--- start STORED RECORDS ---

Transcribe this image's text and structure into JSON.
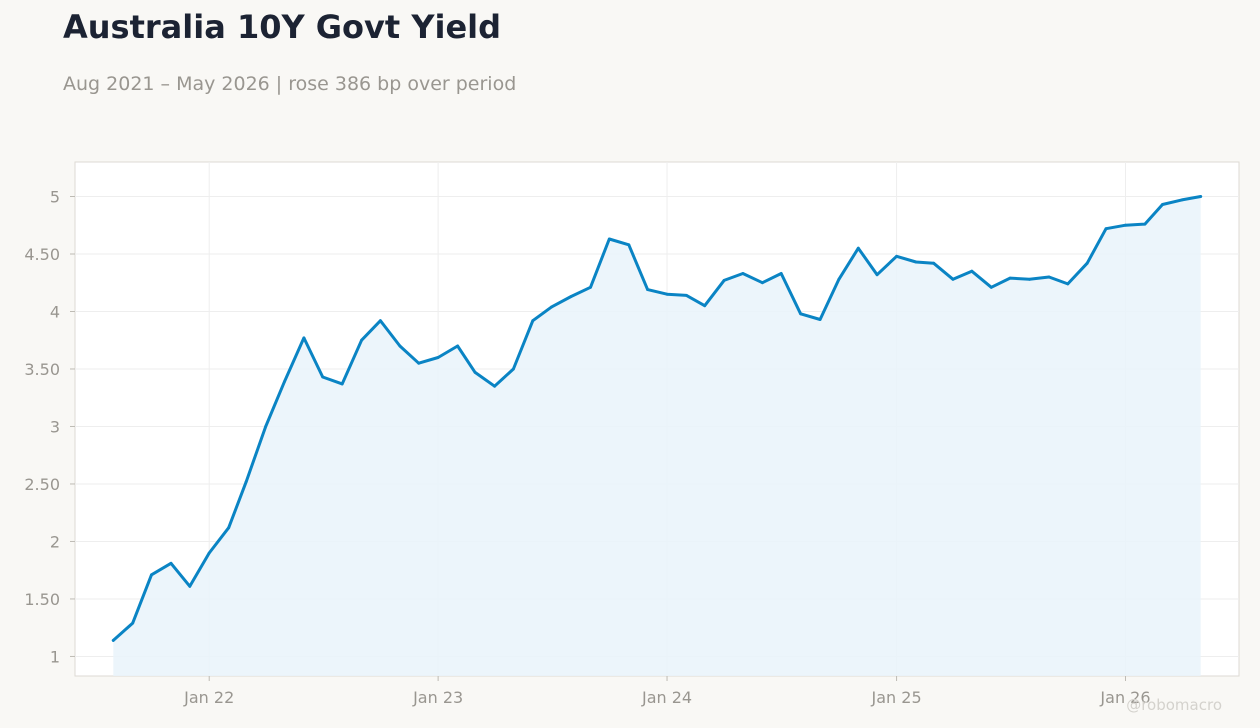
{
  "title": "Australia 10Y Govt Yield",
  "subtitle": "Aug 2021 – May 2026 | rose 386 bp over period",
  "watermark": "@robomacro",
  "colors": {
    "line": "#0a84c4",
    "area": "#e9f3fa",
    "grid": "#eeeeee",
    "tick_text": "#999690",
    "background": "#f9f8f5",
    "plot_background": "#ffffff"
  },
  "chart_data": {
    "type": "area",
    "title": "Australia 10Y Govt Yield",
    "subtitle": "Aug 2021 – May 2026 | rose 386 bp over period",
    "xlabel": "",
    "ylabel": "",
    "ylim": [
      0.83,
      5.3
    ],
    "xlim": [
      "2021-06-01",
      "2026-07-01"
    ],
    "grid": true,
    "legend": "none",
    "y_ticks": [
      1,
      1.5,
      2,
      2.5,
      3,
      3.5,
      4,
      4.5,
      5
    ],
    "y_tick_labels": [
      "1",
      "1.50",
      "2",
      "2.50",
      "3",
      "3.50",
      "4",
      "4.50",
      "5"
    ],
    "x_ticks": [
      "2022-01-01",
      "2023-01-01",
      "2024-01-01",
      "2025-01-01",
      "2026-01-01"
    ],
    "x_tick_labels": [
      "Jan 22",
      "Jan 23",
      "Jan 24",
      "Jan 25",
      "Jan 26"
    ],
    "series": [
      {
        "x": [
          "2021-08-01",
          "2021-09-01",
          "2021-10-01",
          "2021-11-01",
          "2021-12-01",
          "2022-01-01",
          "2022-02-01",
          "2022-03-01",
          "2022-04-01",
          "2022-05-01",
          "2022-06-01",
          "2022-07-01",
          "2022-08-01",
          "2022-09-01",
          "2022-10-01",
          "2022-11-01",
          "2022-12-01",
          "2023-01-01",
          "2023-02-01",
          "2023-03-01",
          "2023-04-01",
          "2023-05-01",
          "2023-06-01",
          "2023-07-01",
          "2023-08-01",
          "2023-09-01",
          "2023-10-01",
          "2023-11-01",
          "2023-12-01",
          "2024-01-01",
          "2024-02-01",
          "2024-03-01",
          "2024-04-01",
          "2024-05-01",
          "2024-06-01",
          "2024-07-01",
          "2024-08-01",
          "2024-09-01",
          "2024-10-01",
          "2024-11-01",
          "2024-12-01",
          "2025-01-01",
          "2025-02-01",
          "2025-03-01",
          "2025-04-01",
          "2025-05-01",
          "2025-06-01",
          "2025-07-01",
          "2025-08-01",
          "2025-09-01",
          "2025-10-01",
          "2025-11-01",
          "2025-12-01",
          "2026-01-01",
          "2026-02-01",
          "2026-03-01",
          "2026-04-01",
          "2026-05-01"
        ],
        "values": [
          1.14,
          1.29,
          1.71,
          1.81,
          1.61,
          1.9,
          2.12,
          2.52,
          3.0,
          3.39,
          3.77,
          3.43,
          3.37,
          3.75,
          3.92,
          3.7,
          3.55,
          3.6,
          3.7,
          3.47,
          3.35,
          3.5,
          3.92,
          4.04,
          4.13,
          4.21,
          4.63,
          4.58,
          4.19,
          4.15,
          4.14,
          4.05,
          4.27,
          4.33,
          4.25,
          4.33,
          3.98,
          3.93,
          4.28,
          4.55,
          4.32,
          4.48,
          4.43,
          4.42,
          4.28,
          4.35,
          4.21,
          4.29,
          4.28,
          4.3,
          4.24,
          4.42,
          4.72,
          4.75,
          4.76,
          4.93,
          4.97,
          5.0
        ]
      }
    ]
  }
}
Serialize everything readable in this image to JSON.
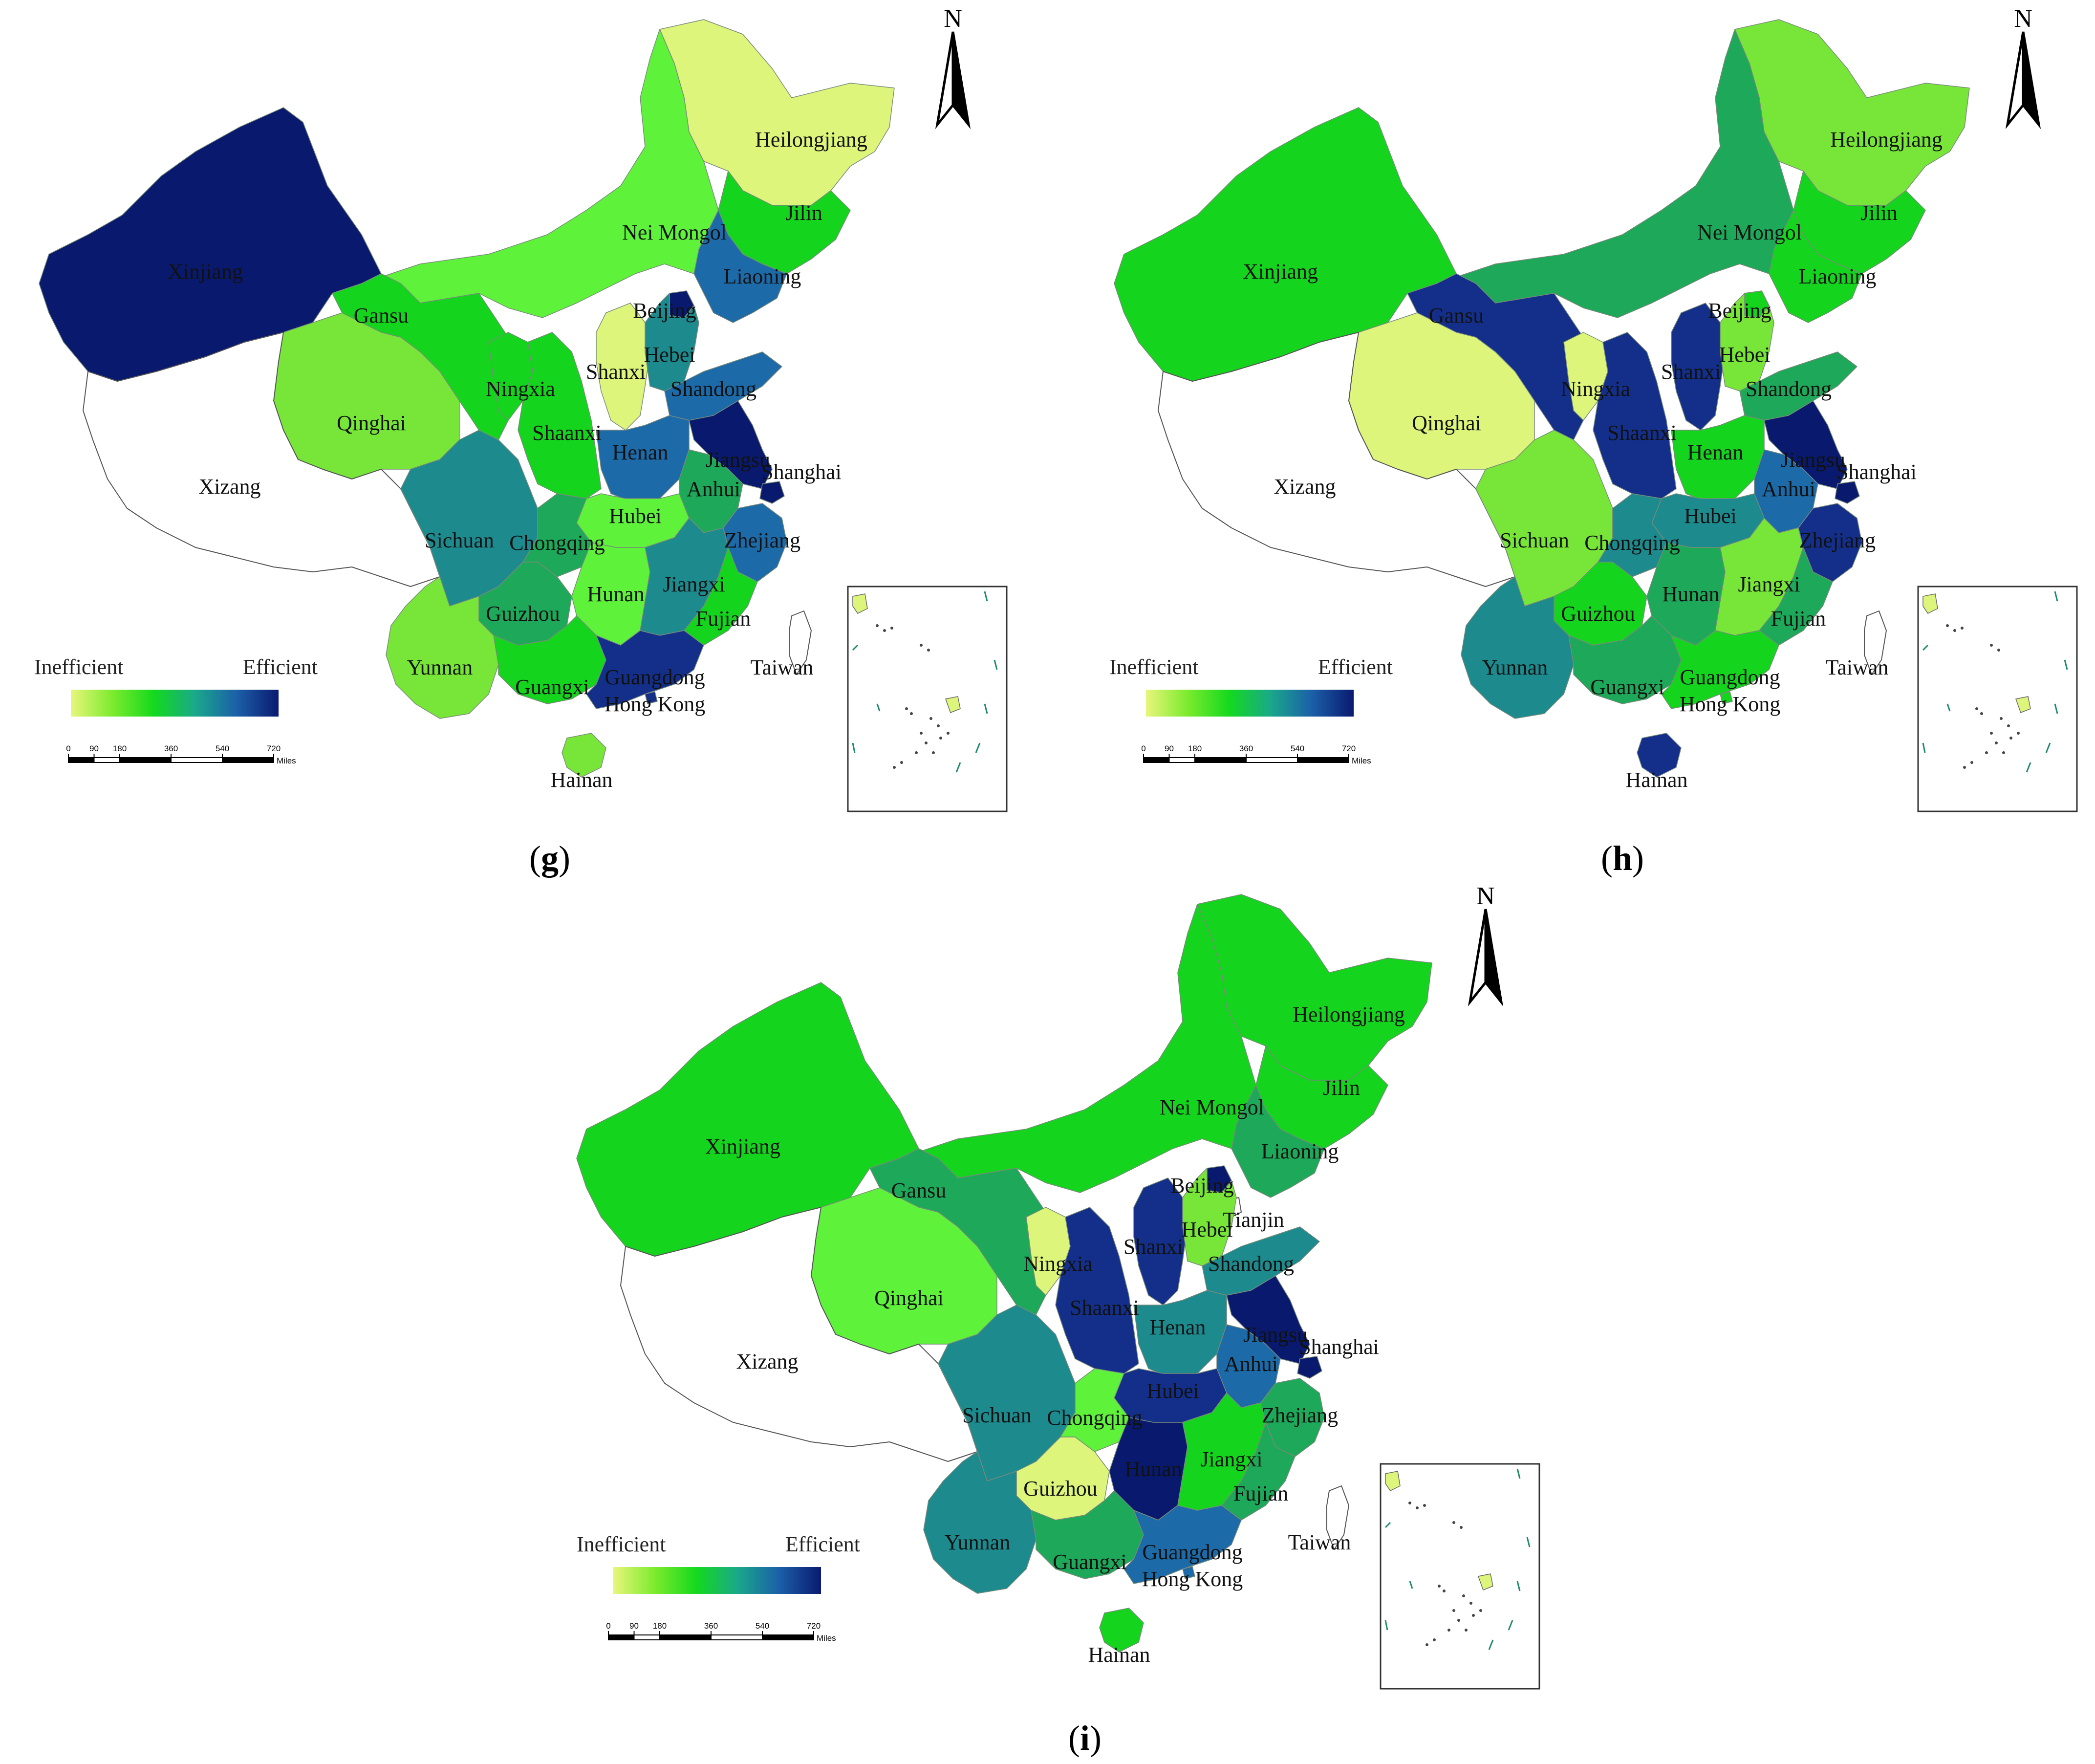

--- end STORED RECORDS ---

Identify each line in the entries with the word "JSON" and copy it.

Transcribe this image's text and structure into JSON.
Serialize everything readable in this image to JSON.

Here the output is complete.